_MATERIAL PROVIDED_
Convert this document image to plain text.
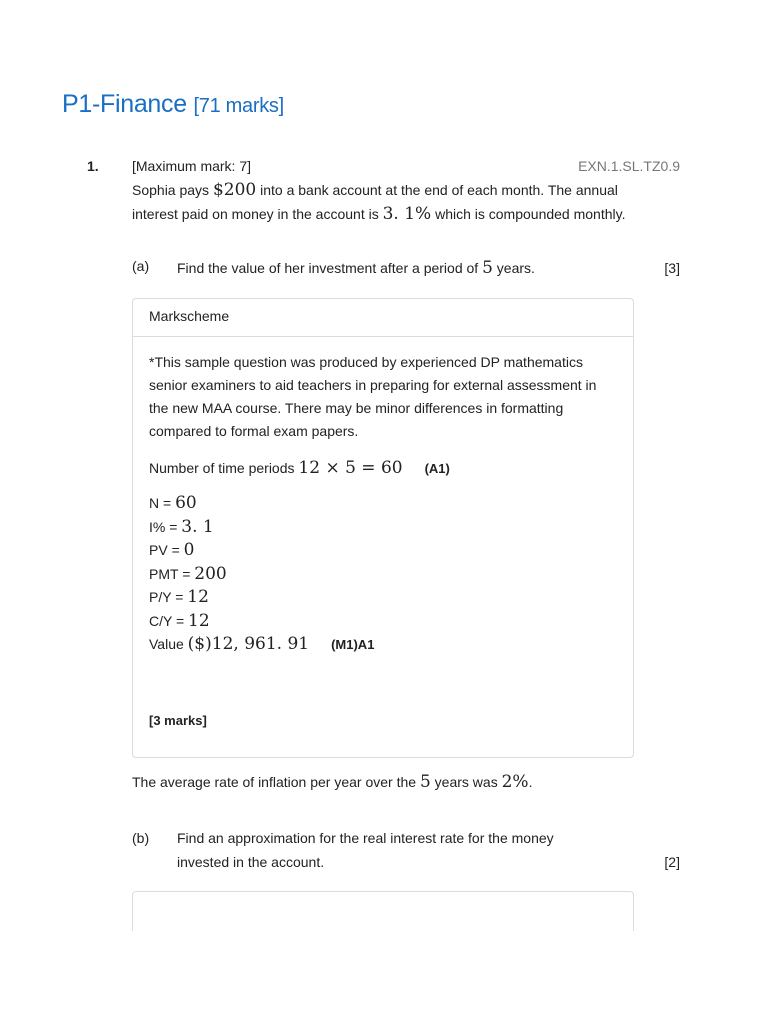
P1-Finance [71 marks]
1. [Maximum mark: 7]	EXN.1.SL.TZ0.9
Sophia pays $200 into a bank account at the end of each month. The annual interest paid on money in the account is 3. 1% which is compounded monthly.
(a) Find the value of her investment after a period of 5 years.	[3]
Markscheme

*This sample question was produced by experienced DP mathematics senior examiners to aid teachers in preparing for external assessment in the new MAA course. There may be minor differences in formatting compared to formal exam papers.

Number of time periods 12 × 5 = 60 (A1)

N = 60
I% = 3. 1
PV = 0
PMT = 200
P/Y = 12
C/Y = 12
Value ($)12, 961. 91 (M1)A1
[3 marks]
The average rate of inflation per year over the 5 years was 2%.
(b) Find an approximation for the real interest rate for the money
invested in the account.	[2]
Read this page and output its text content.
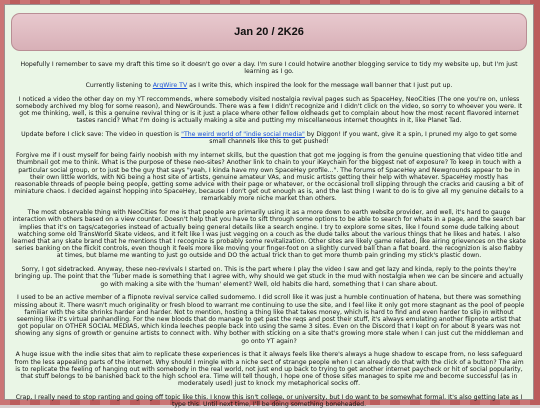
Jan 20 / 2K26

Hopefully I remember to save my draft this time so it doesn't go over a day. I'm sure I could hotwire another blogging service to tidy my website up, but I'm just learning as I go.

Currently listening to ArgWire TV as I write this, which inspired the look for the message wall banner that I just put up.

I noticed a video the other day on my YT reccommends, where somebody visited nostalgia revival pages such as SpaceHey, NeoCities (The one you're on, unless somebody archived my blog for some reason), and NewGrounds. There was a few I didn't recognize and I didn't click on the video, so sorry to whoever you were. It got me thinking, well, is this a genuine revival thing or is it just a place where other fellow oldheads get to complain about how the most recent flavored internet tastes rancid? What I'm doing is actually making a site and putting my miscellaneous internet thoughts in it, like Planet Tad.

Update before I click save: The video in question is "The weird world of "indie social media" by Diggon! If you want, give it a spin, I pruned my algo to get some small channels like this to get pushed!

Forgive me if I oust myself for being fairly noobish with my internet skills, but the question that got me jogging is from the genuine questioning that video title and thumbnail got me to think. What is the purpose of these neo-sites? Another link to chain to your iKeychain for the biggest net of exposure? To keep in touch with a particular social group, or to just be the guy that says "yeah, I kinda have my own SpaceHey profile...". The forums of SpaceHey and Newgrounds appear to be in their own little worlds, with NG being a host site of artists, genuine amateur VAs, and music artists getting their help with whatever. SpaceHey mostly has reasonable threads of people being people, getting some advice with their page or whatever, or the occasional troll slipping through the cracks and causing a bit of miniature chaos. I decided against hopping into SpaceHey, because I don't get out enough as is, and the last thing I want to do is to give all my genuine details to a remarkably more niche market than others.

The most observable thing with NeoCities for me is that people are primarily using it as a more down to earth website provider, and well, it's hard to gauge interaction with others based on a view counter. Doesn't help that you have to sift through some options to be able to search for whats in a page, and the search bar implies that it's on tags/categories instead of actually being general details like a search engine. I try to explore some sites, like I found some dude talking about watching some old TransWorld Skate videos, and it felt like I was just vegging on a couch as the dude talks about the various things that he likes and hates. I also learned that any skate brand that he mentions that I recognize is probably some revitalization. Other sites are likely game related, like airing grievences on the skate series banking on the flickit controls, even though it feels more like moving your finger-foot on a slightly curved ball than a flat board. the recognizion is also flabby at times, but blame me wanting to just go outside and DO the actual trick than to get more thumb pain grinding my stick's plastic down.

Sorry, I got sidetracked. Anyway, these neo-revivals I started on. This is the part where I play the video I saw and get lazy and kinda, reply to the points they're bringing up. The point that the 'Tuber made is something that I agree with, why should we get stuck in the mud with nostalgia when we can be sincere and actually go with making a site with the 'human' element? Well, old habits die hard, something that I can share about.

I used to be an active member of a flipnote revival service called sudomemo. I did scroll like it was just a humble continuation of hatena, but there was something missing about it. There wasn't much originality or fresh blood to warrant me continuing to use the site, and I feel like it only got more stagnant as the pool of people familiar with the site shrinks harder and harder. Not to mention, hosting a thing like that takes money, which is hard to find and even harder to slip in without seeming like it's virtual panhandling. For the new bloods that do manage to get past the reqs and post their stuff, it's always emulating another flipnote artist that got popular on OTHER SOCIAL MEDIAS, which kinda leeches people back into using the same 3 sites. Even on the Discord that I kept on for about 8 years was not showing any signs of growth or genuine artists to connect with. Why bother with sticking on a site that's growing more stale when I can just cut the middleman and go onto YT again?

A huge issue with the indie sites that aim to replicate these experiences is that it always feels like there's always a huge shadow to escape from, no less safeguard from the less appealing parts of the internet. Why should I mingle with a niche sect of strange people when I can already do that with the click of a button? The aim is to replicate the feeling of hanging out with somebody in the real world, not just end up back to trying to get another internet paycheck or hit of social popularity, that stuff belongs to be banished back to the high school era. Time will tell though, I hope one of those sites manages to spite me and become successful (as in moderately used) just to knock my metaphorical socks off.

Crap, I really need to stop ranting and going off topic like this. I know this isn't college, or university, but I do want to be somewhat formal. It's also getting late as I type this. Until next time, I'll be doing something boneheaded.
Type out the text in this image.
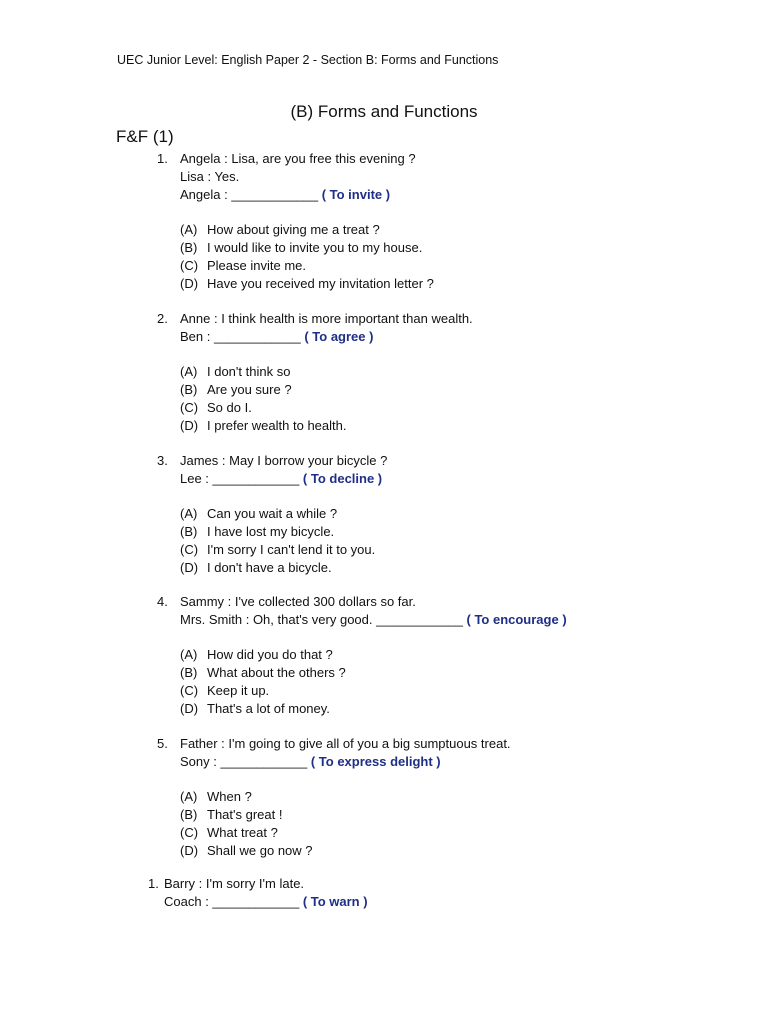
UEC Junior Level: English Paper 2 - Section B: Forms and Functions
(B) Forms and Functions
F&F (1)
1. Angela : Lisa, are you free this evening ?
Lisa : Yes.
Angela : ____________ ( To invite )
(A) How about giving me a treat ?
(B) I would like to invite you to my house.
(C) Please invite me.
(D) Have you received my invitation letter ?
2. Anne : I think health is more important than wealth.
Ben : ____________ ( To agree )
(A) I don't think so
(B) Are you sure ?
(C) So do I.
(D) I prefer wealth to health.
3. James : May I borrow your bicycle ?
Lee : ____________ ( To decline )
(A) Can you wait a while ?
(B) I have lost my bicycle.
(C) I'm sorry I can't lend it to you.
(D) I don't have a bicycle.
4. Sammy : I've collected 300 dollars so far.
Mrs. Smith : Oh, that's very good. ____________ ( To encourage )
(A) How did you do that ?
(B) What about the others ?
(C) Keep it up.
(D) That's a lot of money.
5. Father : I'm going to give all of you a big sumptuous treat.
Sony : ____________ ( To express delight )
(A) When ?
(B) That's great !
(C) What treat ?
(D) Shall we go now ?
1. Barry : I'm sorry I'm late.
Coach : ____________ ( To warn )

_PROBLEM STATEMENT_
Take the listing above and restate it word for word, without its pictures.

_WRITTEN ANSWER_
Convert this document image to plain text.
P1-Finance [71 marks]
1. [Maximum mark: 7]	EXN.1.SL.TZ0.9
Sophia pays $200 into a bank account at the end of each month. The annual interest paid on money in the account is 3. 1% which is compounded monthly.
(a) Find the value of her investment after a period of 5 years.	[3]
Markscheme

*This sample question was produced by experienced DP mathematics senior examiners to aid teachers in preparing for external assessment in the new MAA course. There may be minor differences in formatting compared to formal exam papers.

Number of time periods 12 × 5 = 60 (A1)

N = 60
I% = 3. 1
PV = 0
PMT = 200
P/Y = 12
C/Y = 12
Value ($)12, 961. 91 (M1)A1
[3 marks]
The average rate of inflation per year over the 5 years was 2%.
(b) Find an approximation for the real interest rate for the money
invested in the account.	[2]
Read this page and output its text content.
Jan 20 / 2K26

Hopefully I remember to save my draft this time so it doesn't go over a day. I'm sure I could hotwire another blogging service to tidy my website up, but I'm just learning as I go.

Currently listening to ArgWire TV as I write this, which inspired the look for the message wall banner that I just put up.

I noticed a video the other day on my YT reccommends, where somebody visited nostalgia revival pages such as SpaceHey, NeoCities (The one you're on, unless somebody archived my blog for some reason), and NewGrounds. There was a few I didn't recognize and I didn't click on the video, so sorry to whoever you were. It got me thinking, well, is this a genuine revival thing or is it just a place where other fellow oldheads get to complain about how the most recent flavored internet tastes rancid? What I'm doing is actually making a site and putting my miscellaneous internet thoughts in it, like Planet Tad.

Update before I click save: The video in question is "The weird world of "indie social media" by Diggon! If you want, give it a spin, I pruned my algo to get some small channels like this to get pushed!

Forgive me if I oust myself for being fairly noobish with my internet skills, but the question that got me jogging is from the genuine questioning that video title and thumbnail got me to think. What is the purpose of these neo-sites? Another link to chain to your iKeychain for the biggest net of exposure? To keep in touch with a particular social group, or to just be the guy that says "yeah, I kinda have my own SpaceHey profile...". The forums of SpaceHey and Newgrounds appear to be in their own little worlds, with NG being a host site of artists, genuine amateur VAs, and music artists getting their help with whatever. SpaceHey mostly has reasonable threads of people being people, getting some advice with their page or whatever, or the occasional troll slipping through the cracks and causing a bit of miniature chaos. I decided against hopping into SpaceHey, because I don't get out enough as is, and the last thing I want to do is to give all my genuine details to a remarkably more niche market than others.

The most observable thing with NeoCities for me is that people are primarily using it as a more down to earth website provider, and well, it's hard to gauge interaction with others based on a view counter. Doesn't help that you have to sift through some options to be able to search for whats in a page, and the search bar implies that it's on tags/categories instead of actually being general details like a search engine. I try to explore some sites, like I found some dude talking about watching some old TransWorld Skate videos, and it felt like I was just vegging on a couch as the dude talks about the various things that he likes and hates. I also learned that any skate brand that he mentions that I recognize is probably some revitalization. Other sites are likely game related, like airing grievences on the skate series banking on the flickit controls, even though it feels more like moving your finger-foot on a slightly curved ball than a flat board. the recognizion is also flabby at times, but blame me wanting to just go outside and DO the actual trick than to get more thumb pain grinding my stick's plastic down.

Sorry, I got sidetracked. Anyway, these neo-revivals I started on. This is the part where I play the video I saw and get lazy and kinda, reply to the points they're bringing up. The point that the 'Tuber made is something that I agree with, why should we get stuck in the mud with nostalgia when we can be sincere and actually go with making a site with the 'human' element? Well, old habits die hard, something that I can share about.

I used to be an active member of a flipnote revival service called sudomemo. I did scroll like it was just a humble continuation of hatena, but there was something missing about it. There wasn't much originality or fresh blood to warrant me continuing to use the site, and I feel like it only got more stagnant as the pool of people familiar with the site shrinks harder and harder. Not to mention, hosting a thing like that takes money, which is hard to find and even harder to slip in without seeming like it's virtual panhandling. For the new bloods that do manage to get past the reqs and post their stuff, it's always emulating another flipnote artist that got popular on OTHER SOCIAL MEDIAS, which kinda leeches people back into using the same 3 sites. Even on the Discord that I kept on for about 8 years was not showing any signs of growth or genuine artists to connect with. Why bother with sticking on a site that's growing more stale when I can just cut the middleman and go onto YT again?

A huge issue with the indie sites that aim to replicate these experiences is that it always feels like there's always a huge shadow to escape from, no less safeguard from the less appealing parts of the internet. Why should I mingle with a niche sect of strange people when I can already do that with the click of a button? The aim is to replicate the feeling of hanging out with somebody in the real world, not just end up back to trying to get another internet paycheck or hit of social popularity, that stuff belongs to be banished back to the high school era. Time will tell though, I hope one of those sites manages to spite me and become successful (as in moderately used) just to knock my metaphorical socks off.

Crap, I really need to stop ranting and going off topic like this. I know this isn't college, or university, but I do want to be somewhat formal. It's also getting late as I type this. Until next time, I'll be doing something boneheaded.
Type out the text in this image.
UEC Junior Level: English Paper 2 - Section B: Forms and Functions
(B) Forms and Functions
F&F (1)
1. Angela : Lisa, are you free this evening ?
Lisa : Yes.
Angela : ____________ ( To invite )
(A) How about giving me a treat ?
(B) I would like to invite you to my house.
(C) Please invite me.
(D) Have you received my invitation letter ?
2. Anne : I think health is more important than wealth.
Ben : ____________ ( To agree )
(A) I don't think so
(B) Are you sure ?
(C) So do I.
(D) I prefer wealth to health.
3. James : May I borrow your bicycle ?
Lee : ____________ ( To decline )
(A) Can you wait a while ?
(B) I have lost my bicycle.
(C) I'm sorry I can't lend it to you.
(D) I don't have a bicycle.
4. Sammy : I've collected 300 dollars so far.
Mrs. Smith : Oh, that's very good. ____________ ( To encourage )
(A) How did you do that ?
(B) What about the others ?
(C) Keep it up.
(D) That's a lot of money.
5. Father : I'm going to give all of you a big sumptuous treat.
Sony : ____________ ( To express delight )
(A) When ?
(B) That's great !
(C) What treat ?
(D) Shall we go now ?
1. Barry : I'm sorry I'm late.
Coach : ____________ ( To warn )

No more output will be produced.